__BRIEF 1__
Reproduce the collection entries from the first line of the rows through the line containing "SOLVED: Trig... xyxy=(840,40,956,66)", both included.

__EXCERPT PROVIDED__
The topic at hand is the moral status of commercial global surrogacy, an activity in which one party commissions another party from a foreign country to carry an embryo to term. The guiding inquiry of the paper is whether there is a moral problem with commercial global surrogacy. I will discuss both the concept and the practice of commercial global surrogacy, and try to show that the concept of commercial global surrogacy is not necessarily and inherently morally wrong, but contend that the paradigm example of practical (practice-related) concerns for moral problems in commercial global surrogacy does show that the practice has room for improvement.
The first discussion will be wholly conceptual. The purpose of this is to show that the concept of surrogacy is often conflated with its practice, and that this confuses the discussion of its moral status. Now, an act which is necessarily and inherently morally wrong is something which is wrong definitionally, or wrong analytically according to what it entails. Murder, for example, is an act which is necessarily and inherently morally wrong because murder is a species of killing whose differentia consist in its being-wrong. It is definitionally wrong and hence there can be no morally acceptable form of murder – and so we know if any instance of “murder” does not seem wrong, we know we have misapplied the term. Commissioning a hitman to kill your spouse because they leave the toilet seat up is a more complicated act which is analytically wrong because it entails being the ultimate cause of an undeserved harm or a definitionally wrong act, namely, murder, without being the proximate agent. Taking part in commercial global surrogacy is not in concept such an act, nor does it consist in being the ultimate cause of such acts.

__BRIEF 2__
Answer these questions from the surrogacy passage:
(a) What question does the paper set out to answer?
(b) How does the passage describe the first discussion?
(c) What act does the passage give as an example of something necessarily and inherently morally wrong?

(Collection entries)
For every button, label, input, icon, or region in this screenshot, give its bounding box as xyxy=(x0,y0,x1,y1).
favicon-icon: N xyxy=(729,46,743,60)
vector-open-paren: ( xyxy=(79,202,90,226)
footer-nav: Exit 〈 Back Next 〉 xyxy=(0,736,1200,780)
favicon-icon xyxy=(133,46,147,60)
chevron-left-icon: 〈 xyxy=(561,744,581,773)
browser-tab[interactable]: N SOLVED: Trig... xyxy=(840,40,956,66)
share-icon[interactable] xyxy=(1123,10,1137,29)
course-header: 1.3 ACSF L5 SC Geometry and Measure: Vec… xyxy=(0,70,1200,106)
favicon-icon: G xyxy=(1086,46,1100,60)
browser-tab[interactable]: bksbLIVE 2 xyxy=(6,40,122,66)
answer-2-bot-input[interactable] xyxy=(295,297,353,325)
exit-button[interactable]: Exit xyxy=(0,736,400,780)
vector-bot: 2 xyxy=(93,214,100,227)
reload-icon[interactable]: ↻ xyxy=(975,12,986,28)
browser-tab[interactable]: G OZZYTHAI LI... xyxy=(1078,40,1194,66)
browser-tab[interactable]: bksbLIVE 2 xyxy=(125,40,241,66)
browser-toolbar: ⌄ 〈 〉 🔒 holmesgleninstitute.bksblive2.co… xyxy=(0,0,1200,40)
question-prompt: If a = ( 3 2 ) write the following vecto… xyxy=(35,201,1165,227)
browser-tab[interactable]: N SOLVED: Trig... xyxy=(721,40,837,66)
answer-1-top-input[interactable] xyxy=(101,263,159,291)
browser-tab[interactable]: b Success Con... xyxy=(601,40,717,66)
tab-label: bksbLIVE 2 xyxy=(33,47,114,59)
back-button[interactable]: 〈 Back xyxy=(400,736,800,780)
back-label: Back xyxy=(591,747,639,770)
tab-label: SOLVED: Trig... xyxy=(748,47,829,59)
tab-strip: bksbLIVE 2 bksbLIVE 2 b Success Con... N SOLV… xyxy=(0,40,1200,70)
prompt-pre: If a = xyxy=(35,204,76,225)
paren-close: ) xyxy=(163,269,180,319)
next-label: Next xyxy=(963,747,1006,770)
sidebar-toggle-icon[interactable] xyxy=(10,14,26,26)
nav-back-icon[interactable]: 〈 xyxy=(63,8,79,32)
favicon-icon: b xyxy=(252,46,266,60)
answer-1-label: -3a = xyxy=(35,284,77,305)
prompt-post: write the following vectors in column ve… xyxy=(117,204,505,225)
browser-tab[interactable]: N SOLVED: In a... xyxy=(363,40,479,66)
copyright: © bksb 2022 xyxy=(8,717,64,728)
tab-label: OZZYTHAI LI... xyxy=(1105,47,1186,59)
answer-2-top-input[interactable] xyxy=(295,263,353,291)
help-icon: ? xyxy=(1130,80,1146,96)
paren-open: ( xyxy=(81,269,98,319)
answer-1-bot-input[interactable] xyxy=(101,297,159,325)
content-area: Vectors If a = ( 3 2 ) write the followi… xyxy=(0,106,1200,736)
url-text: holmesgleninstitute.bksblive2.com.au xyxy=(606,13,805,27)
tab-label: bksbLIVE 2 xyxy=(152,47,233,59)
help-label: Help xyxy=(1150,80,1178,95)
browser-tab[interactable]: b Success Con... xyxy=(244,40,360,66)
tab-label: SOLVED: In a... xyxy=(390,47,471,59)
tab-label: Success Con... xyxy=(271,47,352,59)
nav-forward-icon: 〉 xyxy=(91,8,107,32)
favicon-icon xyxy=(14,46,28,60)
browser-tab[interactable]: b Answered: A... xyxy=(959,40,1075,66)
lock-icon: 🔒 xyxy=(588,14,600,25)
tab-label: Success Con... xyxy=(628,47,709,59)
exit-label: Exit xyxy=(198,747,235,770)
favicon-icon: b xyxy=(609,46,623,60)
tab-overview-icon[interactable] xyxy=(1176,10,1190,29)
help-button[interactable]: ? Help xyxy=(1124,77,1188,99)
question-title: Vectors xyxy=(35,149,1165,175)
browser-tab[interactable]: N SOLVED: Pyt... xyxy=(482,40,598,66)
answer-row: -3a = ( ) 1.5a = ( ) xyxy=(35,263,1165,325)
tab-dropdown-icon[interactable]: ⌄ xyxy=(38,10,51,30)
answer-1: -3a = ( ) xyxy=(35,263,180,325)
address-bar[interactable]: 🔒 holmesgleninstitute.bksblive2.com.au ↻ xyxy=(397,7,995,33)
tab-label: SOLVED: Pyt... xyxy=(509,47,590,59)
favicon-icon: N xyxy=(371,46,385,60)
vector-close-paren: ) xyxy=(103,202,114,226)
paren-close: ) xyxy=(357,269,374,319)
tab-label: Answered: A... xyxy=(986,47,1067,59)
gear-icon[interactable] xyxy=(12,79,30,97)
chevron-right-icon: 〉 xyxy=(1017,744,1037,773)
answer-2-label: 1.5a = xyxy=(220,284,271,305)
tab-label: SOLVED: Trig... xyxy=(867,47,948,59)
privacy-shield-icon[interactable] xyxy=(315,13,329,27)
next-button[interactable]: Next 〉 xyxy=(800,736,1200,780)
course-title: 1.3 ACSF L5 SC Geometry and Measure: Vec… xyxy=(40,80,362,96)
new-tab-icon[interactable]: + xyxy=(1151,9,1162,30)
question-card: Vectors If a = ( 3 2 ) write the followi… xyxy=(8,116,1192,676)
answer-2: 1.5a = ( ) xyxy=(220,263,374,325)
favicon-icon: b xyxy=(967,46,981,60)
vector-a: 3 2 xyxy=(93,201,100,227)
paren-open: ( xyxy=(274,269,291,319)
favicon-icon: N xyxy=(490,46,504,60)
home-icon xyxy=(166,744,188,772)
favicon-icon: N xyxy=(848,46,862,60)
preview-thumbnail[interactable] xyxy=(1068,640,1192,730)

__WRITTEN ANSWER 1__
For every button, label, input, icon, or region in this screenshot, give its bounding box as xyxy=(x0,y0,x1,y1).
favicon-icon: N xyxy=(729,46,743,60)
vector-open-paren: ( xyxy=(79,202,90,226)
footer-nav: Exit 〈 Back Next 〉 xyxy=(0,736,1200,780)
favicon-icon xyxy=(133,46,147,60)
chevron-left-icon: 〈 xyxy=(561,744,581,773)
browser-tab[interactable]: N SOLVED: Trig... xyxy=(840,40,956,66)

__WRITTEN ANSWER 2__
(a) Whether there is a moral problem with commercial global surrogacy.
(b) It will be wholly conceptual.
(c) Murder.